_TASK TO COMPLETE_
Duplicate the passage of the Villanova basketball article between "A player in" and "Allegra | The Next)", inclusive, word for word.

_SOURCE DOCUMENT_
_ _ _ _ _

Villanova’s roster is headlined by sophomore guard Jasmine Bascoe, a unanimous selection to the preseason All-BIG EAST team. As a freshman, the Canadian led the Wildcats in scoring with a 16.2 points-per-game average while also leading the program in both assists (145) and steals (66). Alongside the experienced duo of senior forward Denae Carter and 6’4 grad forward/Notre Dame transfer Kylee Watson (returning from injury last season), the Wildcats have a solid core in place that could likely outperform it’s No. 4 preseason poll ranking.

As for the pressure of returning the program to its rightful place in the postseason? It’s not part of the Villanova vocabulary.

“No pressure,” Bascoe told The IX Basketball. “Just building off the last year … We’ve been waiting a while to play, so I just want to get started.”

A player in a blue Villanova jersey dribbles the ball on the basketball court. She is challenged by two players in yellow jerseys.
Villanova guard Jasmine Bascoe (11) drives to the basket against two Marquette defenders during the 2025 BIG EAST Tournament quarterfinals at Mohegan Sun Arena in Uncasville, Conn., on March 8, 2025. (Photo credit: Domenic Allegra | The Next)

_ _ _ _ _

_ROWS_
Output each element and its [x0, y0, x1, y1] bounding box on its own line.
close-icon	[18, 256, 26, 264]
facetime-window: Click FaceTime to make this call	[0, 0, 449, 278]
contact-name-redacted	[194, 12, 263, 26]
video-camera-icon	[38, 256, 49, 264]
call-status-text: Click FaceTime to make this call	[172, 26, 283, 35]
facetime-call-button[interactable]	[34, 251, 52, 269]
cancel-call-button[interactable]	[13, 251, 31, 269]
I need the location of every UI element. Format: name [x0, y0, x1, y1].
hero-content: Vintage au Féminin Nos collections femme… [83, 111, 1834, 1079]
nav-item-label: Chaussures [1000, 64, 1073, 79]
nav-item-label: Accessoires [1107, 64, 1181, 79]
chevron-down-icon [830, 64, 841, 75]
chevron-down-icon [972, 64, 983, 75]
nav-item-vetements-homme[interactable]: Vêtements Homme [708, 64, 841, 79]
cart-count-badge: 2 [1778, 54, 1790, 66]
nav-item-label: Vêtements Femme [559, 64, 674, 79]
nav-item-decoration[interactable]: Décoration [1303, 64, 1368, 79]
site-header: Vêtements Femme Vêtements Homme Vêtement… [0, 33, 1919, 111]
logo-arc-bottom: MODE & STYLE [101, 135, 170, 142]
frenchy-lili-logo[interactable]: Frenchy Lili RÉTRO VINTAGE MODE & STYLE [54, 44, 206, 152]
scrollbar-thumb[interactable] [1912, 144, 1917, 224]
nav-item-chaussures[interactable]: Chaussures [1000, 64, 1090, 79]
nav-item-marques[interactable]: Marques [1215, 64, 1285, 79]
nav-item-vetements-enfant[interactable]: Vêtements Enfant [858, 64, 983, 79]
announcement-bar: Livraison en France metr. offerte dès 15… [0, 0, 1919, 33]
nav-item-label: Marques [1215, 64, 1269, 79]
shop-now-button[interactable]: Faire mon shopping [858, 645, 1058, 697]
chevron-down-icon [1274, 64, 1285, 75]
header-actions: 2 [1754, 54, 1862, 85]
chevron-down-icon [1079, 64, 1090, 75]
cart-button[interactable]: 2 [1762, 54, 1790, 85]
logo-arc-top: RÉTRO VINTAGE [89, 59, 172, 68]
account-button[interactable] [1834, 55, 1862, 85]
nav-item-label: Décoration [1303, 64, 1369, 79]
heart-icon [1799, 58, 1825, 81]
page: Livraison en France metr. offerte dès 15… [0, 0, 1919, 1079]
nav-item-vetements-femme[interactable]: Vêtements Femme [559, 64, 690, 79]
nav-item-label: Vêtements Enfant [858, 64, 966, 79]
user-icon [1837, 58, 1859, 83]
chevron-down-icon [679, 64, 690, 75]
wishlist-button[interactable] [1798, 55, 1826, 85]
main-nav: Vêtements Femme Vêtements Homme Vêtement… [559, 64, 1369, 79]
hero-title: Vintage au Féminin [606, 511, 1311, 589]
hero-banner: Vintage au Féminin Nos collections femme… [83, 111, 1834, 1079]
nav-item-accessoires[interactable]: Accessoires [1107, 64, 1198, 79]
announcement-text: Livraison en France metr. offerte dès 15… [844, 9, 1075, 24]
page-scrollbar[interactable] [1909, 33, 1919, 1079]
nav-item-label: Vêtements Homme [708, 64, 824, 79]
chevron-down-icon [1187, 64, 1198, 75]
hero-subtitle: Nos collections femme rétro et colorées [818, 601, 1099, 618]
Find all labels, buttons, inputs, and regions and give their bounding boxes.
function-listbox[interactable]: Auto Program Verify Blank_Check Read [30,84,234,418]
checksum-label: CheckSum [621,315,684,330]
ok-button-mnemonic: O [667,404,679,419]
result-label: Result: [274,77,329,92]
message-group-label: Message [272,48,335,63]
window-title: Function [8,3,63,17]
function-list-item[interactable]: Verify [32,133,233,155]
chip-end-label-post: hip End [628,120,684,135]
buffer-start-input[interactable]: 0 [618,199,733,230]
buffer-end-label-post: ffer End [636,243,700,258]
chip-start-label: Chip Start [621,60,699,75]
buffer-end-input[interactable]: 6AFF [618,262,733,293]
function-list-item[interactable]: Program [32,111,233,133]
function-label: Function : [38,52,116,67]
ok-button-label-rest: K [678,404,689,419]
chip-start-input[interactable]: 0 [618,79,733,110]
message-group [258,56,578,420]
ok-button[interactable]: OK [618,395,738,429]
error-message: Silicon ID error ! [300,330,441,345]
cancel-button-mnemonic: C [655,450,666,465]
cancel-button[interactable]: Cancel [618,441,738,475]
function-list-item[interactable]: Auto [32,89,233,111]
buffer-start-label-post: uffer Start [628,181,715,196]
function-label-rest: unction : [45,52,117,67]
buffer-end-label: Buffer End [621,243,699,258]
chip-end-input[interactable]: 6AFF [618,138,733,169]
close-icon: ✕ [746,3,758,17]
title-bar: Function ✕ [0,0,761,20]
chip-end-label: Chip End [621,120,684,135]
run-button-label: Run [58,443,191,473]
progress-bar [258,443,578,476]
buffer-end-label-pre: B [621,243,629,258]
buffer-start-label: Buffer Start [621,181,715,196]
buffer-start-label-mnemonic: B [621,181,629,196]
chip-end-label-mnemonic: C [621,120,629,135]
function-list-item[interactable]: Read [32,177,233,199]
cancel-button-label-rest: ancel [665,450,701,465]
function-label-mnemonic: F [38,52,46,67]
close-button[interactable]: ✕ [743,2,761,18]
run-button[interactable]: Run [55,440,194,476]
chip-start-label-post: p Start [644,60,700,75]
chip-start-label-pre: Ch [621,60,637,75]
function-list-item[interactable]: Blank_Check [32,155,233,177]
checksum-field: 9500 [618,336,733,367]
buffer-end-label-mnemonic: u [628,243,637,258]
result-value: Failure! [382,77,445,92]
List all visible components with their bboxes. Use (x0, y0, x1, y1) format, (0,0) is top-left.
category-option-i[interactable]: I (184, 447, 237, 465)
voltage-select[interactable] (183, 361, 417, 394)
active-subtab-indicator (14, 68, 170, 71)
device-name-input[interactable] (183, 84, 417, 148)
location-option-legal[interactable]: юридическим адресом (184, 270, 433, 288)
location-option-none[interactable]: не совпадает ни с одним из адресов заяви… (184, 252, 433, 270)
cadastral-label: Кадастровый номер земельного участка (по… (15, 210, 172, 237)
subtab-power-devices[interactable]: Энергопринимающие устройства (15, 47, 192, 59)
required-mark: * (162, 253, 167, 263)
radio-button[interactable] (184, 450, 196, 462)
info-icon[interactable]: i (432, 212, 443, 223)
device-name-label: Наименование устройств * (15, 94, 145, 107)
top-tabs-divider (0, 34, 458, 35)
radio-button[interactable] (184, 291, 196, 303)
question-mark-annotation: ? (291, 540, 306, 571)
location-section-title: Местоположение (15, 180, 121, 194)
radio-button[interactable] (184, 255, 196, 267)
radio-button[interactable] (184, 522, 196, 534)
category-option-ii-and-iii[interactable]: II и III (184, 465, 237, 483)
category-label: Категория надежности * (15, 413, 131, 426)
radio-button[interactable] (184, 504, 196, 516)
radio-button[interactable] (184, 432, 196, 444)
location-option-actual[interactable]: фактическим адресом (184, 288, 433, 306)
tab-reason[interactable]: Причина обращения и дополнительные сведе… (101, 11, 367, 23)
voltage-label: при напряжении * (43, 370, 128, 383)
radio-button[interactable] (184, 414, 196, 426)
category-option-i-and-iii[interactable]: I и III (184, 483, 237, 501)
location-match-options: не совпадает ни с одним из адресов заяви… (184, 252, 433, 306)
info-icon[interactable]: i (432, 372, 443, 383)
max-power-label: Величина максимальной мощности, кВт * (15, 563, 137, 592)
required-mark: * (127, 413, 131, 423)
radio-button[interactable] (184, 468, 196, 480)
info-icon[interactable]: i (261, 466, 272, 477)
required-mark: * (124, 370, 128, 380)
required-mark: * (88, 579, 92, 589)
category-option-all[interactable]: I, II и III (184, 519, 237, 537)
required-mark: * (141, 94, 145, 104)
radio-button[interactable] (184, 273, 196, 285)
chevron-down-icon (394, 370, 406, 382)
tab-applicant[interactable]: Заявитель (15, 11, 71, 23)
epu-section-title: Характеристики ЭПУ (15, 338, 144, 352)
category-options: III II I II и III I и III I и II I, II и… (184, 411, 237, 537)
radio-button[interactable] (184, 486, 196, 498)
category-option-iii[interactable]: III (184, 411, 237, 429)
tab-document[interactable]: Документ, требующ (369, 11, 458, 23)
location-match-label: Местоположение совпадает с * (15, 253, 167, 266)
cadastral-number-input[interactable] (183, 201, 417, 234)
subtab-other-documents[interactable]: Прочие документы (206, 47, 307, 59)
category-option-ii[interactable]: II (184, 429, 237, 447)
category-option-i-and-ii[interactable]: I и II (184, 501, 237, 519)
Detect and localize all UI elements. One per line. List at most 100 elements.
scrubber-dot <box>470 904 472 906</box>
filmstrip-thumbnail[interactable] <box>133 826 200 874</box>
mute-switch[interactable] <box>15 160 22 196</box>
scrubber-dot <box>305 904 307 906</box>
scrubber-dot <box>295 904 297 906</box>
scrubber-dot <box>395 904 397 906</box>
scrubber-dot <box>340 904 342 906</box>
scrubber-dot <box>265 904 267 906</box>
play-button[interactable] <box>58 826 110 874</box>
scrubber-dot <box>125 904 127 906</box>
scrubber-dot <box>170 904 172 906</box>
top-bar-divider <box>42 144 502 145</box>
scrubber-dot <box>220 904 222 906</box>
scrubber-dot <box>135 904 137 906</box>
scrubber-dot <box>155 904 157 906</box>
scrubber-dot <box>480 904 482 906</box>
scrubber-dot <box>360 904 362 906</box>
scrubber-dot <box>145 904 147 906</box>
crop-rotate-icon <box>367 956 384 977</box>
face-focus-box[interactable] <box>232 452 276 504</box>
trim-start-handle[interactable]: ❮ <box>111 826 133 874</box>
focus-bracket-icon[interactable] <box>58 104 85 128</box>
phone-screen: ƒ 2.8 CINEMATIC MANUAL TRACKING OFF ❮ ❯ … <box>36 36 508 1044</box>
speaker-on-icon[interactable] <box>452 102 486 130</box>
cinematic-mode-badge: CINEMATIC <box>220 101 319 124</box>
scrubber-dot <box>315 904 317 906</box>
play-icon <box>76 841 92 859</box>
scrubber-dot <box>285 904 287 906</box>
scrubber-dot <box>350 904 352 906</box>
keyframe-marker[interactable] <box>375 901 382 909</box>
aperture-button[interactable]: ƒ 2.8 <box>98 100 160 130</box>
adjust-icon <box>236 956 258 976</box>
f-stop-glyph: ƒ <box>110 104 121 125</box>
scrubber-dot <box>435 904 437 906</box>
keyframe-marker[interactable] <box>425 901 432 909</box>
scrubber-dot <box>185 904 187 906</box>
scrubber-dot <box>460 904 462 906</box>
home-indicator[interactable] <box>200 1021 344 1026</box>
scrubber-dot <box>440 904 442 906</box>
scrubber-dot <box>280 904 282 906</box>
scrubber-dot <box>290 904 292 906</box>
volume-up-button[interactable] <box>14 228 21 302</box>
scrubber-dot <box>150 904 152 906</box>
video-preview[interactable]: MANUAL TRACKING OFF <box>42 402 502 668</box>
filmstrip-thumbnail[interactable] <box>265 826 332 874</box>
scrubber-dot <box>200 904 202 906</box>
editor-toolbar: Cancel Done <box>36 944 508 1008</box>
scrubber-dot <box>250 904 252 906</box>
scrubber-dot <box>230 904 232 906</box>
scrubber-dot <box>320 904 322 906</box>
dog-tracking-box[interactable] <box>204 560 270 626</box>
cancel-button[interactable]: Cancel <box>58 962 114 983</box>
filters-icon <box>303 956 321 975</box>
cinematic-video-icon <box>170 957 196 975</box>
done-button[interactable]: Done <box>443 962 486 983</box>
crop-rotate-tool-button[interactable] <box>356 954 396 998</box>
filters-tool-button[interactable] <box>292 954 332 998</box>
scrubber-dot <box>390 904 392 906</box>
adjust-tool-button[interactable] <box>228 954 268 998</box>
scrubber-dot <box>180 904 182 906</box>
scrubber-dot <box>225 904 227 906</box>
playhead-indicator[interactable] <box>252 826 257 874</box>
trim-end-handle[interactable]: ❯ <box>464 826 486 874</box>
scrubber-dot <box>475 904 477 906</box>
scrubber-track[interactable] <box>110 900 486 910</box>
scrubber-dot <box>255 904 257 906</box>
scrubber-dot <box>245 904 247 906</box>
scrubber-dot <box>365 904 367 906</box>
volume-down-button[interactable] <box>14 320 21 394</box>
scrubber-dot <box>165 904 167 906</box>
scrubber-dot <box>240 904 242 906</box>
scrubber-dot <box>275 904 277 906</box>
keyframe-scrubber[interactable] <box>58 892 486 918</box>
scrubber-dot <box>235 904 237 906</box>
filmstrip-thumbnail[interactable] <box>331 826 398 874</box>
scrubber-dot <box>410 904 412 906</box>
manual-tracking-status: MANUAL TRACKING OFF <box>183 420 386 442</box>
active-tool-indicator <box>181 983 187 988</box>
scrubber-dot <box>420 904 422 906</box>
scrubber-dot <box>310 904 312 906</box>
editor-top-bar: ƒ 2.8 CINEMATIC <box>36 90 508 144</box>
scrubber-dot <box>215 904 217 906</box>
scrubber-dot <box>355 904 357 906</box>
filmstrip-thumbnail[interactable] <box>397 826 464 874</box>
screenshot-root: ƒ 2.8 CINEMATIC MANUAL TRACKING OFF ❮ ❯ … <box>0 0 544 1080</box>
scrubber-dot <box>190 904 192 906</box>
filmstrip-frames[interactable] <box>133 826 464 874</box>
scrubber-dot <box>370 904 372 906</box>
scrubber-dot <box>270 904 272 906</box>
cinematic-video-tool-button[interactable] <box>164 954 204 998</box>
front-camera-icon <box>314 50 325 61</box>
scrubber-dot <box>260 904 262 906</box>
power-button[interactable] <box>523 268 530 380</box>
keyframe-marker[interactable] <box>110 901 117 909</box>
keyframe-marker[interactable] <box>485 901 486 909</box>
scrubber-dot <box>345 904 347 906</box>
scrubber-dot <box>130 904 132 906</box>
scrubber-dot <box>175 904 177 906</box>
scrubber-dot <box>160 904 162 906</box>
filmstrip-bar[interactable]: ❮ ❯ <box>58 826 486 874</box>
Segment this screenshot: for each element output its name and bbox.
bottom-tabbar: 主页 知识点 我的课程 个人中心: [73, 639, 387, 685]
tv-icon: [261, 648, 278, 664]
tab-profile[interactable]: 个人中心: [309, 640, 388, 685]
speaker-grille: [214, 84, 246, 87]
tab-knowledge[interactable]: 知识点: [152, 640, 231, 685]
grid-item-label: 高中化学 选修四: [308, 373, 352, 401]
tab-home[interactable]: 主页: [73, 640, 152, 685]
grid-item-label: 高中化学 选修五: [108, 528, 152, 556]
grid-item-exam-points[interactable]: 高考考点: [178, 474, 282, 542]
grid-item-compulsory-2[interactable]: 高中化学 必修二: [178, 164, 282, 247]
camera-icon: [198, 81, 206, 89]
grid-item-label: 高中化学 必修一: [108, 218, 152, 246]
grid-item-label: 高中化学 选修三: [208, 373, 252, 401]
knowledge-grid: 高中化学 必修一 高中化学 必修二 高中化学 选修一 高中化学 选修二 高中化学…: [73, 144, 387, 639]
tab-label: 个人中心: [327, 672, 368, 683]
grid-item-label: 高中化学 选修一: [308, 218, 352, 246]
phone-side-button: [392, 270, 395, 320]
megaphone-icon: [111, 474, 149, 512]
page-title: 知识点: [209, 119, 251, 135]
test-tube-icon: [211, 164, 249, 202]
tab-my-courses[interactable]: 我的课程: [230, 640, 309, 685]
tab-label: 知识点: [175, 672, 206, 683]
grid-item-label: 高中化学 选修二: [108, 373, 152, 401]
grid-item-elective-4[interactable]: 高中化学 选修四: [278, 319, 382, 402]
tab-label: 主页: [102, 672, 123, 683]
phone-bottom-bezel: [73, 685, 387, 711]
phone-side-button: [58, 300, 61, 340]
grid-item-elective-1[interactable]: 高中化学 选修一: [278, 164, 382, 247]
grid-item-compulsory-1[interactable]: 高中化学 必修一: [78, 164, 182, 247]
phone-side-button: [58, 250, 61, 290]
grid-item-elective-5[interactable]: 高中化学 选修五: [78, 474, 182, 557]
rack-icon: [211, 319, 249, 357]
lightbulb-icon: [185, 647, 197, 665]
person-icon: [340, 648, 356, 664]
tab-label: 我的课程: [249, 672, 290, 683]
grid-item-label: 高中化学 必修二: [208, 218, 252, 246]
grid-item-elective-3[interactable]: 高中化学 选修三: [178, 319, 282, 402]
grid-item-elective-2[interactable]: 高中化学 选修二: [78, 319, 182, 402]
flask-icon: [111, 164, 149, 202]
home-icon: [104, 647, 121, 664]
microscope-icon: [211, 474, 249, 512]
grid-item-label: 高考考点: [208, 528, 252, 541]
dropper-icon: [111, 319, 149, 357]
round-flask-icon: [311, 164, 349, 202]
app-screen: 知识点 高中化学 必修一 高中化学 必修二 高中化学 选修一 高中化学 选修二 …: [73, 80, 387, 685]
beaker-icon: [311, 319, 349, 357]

_ _ _ _ _

_RESULT OF THE EXERCISE_
A player in a blue Villanova jersey dribbles the ball on the basketball court. She is challenged by two players in yellow jerseys.
Villanova guard Jasmine Bascoe (11) drives to the basket against two Marquette defenders during the 2025 BIG EAST Tournament quarterfinals at Mohegan Sun Arena in Uncasville, Conn., on March 8, 2025. (Photo credit: Domenic Allegra | The Next)